WHAT TO DO =>
From the entries that follow, gather each line holding the word "حیدرآبادی".

* BEGIN RECORDS FOR THIS TASK *

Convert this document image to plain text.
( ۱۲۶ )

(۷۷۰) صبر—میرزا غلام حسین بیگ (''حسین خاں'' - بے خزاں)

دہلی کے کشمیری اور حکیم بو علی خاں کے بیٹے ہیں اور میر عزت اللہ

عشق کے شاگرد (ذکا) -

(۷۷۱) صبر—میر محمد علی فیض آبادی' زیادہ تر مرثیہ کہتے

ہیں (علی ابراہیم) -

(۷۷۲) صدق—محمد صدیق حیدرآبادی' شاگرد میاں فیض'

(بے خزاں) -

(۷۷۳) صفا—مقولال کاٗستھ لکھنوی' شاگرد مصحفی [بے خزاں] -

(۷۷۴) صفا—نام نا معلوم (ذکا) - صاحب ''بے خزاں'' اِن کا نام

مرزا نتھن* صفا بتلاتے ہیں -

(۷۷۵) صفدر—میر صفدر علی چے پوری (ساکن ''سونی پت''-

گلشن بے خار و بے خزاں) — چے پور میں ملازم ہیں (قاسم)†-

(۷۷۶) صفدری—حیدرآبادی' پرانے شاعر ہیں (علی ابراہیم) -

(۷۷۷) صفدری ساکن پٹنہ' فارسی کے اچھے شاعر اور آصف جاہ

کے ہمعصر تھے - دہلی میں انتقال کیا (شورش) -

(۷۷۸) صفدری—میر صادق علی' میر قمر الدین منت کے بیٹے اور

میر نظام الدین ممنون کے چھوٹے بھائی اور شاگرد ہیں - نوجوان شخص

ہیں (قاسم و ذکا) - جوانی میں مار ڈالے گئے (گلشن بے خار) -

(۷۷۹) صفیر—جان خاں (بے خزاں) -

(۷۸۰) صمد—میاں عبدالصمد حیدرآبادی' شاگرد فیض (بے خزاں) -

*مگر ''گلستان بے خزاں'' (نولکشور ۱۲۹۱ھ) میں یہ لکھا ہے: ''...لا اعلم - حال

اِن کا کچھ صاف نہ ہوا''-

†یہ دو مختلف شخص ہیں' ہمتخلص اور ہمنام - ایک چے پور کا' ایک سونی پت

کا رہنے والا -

* END RECORDS FOR THIS TASK *

TASK OUTPUT =>
(۷۷۲) صدق—محمد صدیق حیدرآبادی' شاگرد میاں فیض'
(۷۷۶) صفدری—حیدرآبادی' پرانے شاعر ہیں (علی ابراہیم) -
(۷۸۰) صمد—میاں عبدالصمد حیدرآبادی' شاگرد فیض (بے خزاں) -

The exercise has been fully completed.